Set task
Provide the number of lines where the word "Kurse" occurs, and no other text.

☆ ☆ ☆ ☆

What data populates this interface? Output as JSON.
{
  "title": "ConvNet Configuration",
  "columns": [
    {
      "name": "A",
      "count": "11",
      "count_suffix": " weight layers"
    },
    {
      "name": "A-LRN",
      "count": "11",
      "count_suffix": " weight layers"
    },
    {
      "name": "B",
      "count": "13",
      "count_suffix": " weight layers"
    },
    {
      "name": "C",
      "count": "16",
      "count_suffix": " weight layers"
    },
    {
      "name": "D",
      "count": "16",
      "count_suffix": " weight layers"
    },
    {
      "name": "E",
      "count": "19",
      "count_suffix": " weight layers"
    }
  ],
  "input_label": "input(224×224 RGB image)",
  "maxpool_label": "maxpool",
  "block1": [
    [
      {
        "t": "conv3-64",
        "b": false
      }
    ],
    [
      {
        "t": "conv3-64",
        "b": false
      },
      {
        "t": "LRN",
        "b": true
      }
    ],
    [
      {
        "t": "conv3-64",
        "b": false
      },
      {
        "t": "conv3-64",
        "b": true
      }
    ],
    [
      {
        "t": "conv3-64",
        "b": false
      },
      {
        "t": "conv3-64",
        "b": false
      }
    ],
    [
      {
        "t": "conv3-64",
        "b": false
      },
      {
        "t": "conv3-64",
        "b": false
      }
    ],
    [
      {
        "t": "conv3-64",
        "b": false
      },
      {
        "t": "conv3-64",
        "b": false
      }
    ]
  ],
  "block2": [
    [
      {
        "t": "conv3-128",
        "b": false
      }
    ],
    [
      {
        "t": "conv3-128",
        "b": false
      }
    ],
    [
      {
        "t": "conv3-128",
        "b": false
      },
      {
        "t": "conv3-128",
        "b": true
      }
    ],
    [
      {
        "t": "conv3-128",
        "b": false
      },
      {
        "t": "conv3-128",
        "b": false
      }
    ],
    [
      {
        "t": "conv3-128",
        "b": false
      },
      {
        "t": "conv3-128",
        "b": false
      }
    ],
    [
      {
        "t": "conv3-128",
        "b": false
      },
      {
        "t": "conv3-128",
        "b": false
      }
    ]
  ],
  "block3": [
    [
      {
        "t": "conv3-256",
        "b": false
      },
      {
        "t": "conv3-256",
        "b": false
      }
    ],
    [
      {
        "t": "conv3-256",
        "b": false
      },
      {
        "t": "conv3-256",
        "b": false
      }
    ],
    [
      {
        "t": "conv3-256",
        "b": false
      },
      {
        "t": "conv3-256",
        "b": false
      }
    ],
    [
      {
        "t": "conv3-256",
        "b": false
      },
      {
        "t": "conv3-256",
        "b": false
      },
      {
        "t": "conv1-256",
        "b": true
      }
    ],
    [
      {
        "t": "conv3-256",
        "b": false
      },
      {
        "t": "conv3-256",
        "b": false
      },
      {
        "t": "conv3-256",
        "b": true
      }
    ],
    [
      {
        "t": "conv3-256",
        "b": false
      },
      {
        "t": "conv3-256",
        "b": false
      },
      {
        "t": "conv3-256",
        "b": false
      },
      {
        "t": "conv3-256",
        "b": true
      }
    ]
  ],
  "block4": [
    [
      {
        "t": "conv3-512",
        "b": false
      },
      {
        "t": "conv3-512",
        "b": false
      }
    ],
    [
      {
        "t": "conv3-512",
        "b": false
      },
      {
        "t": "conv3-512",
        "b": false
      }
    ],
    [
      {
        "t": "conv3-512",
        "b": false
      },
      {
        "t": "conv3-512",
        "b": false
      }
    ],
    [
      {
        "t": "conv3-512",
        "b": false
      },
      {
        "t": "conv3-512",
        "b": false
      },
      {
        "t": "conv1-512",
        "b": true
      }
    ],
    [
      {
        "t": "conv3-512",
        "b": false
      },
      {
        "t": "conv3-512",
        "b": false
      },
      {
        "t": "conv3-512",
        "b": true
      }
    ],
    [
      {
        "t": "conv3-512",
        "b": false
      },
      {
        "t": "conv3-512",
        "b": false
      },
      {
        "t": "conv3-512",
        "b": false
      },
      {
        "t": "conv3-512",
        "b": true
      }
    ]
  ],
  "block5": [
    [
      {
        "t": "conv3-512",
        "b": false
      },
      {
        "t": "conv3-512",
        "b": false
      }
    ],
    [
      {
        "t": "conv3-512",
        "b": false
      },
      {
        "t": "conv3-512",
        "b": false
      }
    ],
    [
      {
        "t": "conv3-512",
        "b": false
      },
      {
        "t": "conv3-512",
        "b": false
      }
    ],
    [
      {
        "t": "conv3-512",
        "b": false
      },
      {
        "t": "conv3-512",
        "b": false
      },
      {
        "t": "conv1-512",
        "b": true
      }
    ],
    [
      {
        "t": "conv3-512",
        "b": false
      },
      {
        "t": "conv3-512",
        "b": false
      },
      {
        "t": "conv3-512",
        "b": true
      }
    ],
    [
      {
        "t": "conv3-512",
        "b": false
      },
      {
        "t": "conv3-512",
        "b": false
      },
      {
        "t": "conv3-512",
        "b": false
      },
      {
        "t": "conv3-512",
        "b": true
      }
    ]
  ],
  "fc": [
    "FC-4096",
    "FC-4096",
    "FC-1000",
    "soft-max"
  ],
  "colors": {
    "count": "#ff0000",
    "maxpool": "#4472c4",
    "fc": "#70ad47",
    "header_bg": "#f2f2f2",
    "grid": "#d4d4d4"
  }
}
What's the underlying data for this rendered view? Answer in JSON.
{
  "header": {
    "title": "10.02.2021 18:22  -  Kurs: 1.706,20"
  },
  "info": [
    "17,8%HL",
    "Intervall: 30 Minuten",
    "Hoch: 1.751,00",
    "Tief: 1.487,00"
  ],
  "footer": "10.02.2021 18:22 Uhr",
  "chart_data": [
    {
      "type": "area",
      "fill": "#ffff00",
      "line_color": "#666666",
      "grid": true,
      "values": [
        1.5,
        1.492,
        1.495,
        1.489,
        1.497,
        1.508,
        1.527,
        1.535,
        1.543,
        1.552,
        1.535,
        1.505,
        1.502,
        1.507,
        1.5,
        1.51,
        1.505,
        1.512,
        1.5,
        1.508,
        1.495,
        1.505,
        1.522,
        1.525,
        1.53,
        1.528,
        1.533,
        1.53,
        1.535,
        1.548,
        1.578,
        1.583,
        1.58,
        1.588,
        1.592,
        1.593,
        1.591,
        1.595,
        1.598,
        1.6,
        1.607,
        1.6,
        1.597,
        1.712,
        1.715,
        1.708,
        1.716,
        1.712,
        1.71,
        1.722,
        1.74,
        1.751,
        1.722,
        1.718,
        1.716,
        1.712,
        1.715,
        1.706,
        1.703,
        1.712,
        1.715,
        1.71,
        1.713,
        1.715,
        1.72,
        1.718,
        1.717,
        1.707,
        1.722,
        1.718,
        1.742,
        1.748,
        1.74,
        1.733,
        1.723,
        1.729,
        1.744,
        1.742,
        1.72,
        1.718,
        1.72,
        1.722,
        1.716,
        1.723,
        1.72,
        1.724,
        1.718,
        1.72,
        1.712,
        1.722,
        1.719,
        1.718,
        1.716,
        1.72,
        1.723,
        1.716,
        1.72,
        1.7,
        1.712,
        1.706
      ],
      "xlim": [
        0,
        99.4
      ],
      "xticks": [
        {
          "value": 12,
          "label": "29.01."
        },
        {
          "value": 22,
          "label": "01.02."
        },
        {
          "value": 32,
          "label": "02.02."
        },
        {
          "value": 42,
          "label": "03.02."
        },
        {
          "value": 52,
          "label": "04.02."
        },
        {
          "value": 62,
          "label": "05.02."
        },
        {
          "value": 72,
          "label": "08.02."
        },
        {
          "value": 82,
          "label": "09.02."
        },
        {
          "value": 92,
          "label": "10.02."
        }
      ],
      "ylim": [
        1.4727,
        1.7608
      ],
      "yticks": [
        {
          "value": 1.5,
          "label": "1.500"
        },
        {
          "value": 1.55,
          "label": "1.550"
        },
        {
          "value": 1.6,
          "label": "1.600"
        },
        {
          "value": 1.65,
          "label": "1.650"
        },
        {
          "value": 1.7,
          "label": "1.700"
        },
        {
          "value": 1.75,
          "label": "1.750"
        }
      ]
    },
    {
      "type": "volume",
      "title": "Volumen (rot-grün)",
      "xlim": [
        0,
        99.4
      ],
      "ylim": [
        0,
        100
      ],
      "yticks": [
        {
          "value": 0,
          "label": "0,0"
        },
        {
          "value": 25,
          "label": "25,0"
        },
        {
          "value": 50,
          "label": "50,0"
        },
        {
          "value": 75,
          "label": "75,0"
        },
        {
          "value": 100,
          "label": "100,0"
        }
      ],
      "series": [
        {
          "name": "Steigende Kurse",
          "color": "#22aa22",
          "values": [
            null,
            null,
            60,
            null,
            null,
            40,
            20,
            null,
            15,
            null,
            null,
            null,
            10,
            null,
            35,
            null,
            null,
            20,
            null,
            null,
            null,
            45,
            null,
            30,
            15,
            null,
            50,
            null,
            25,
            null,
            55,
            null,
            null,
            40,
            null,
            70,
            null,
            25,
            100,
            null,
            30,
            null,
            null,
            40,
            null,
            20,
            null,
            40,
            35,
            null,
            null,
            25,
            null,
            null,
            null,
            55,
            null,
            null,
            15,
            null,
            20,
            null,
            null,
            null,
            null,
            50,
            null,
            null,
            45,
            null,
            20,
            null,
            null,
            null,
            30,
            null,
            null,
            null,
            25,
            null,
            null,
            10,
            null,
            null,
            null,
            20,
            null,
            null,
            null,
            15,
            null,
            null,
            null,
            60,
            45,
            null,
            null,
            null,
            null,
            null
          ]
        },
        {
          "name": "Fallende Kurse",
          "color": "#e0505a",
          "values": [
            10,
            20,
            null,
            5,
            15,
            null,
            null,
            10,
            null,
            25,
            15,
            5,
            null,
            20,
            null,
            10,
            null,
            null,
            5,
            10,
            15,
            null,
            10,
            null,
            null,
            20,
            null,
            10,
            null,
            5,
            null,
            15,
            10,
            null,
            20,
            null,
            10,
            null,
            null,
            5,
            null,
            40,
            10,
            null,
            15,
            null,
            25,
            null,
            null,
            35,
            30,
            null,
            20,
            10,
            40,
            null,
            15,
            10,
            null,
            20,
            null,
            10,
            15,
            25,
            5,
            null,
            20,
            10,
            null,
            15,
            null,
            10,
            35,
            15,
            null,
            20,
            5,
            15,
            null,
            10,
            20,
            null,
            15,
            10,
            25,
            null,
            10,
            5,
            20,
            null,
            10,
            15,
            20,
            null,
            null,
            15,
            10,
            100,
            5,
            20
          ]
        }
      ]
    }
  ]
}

☆ ☆ ☆ ☆

The completed task
2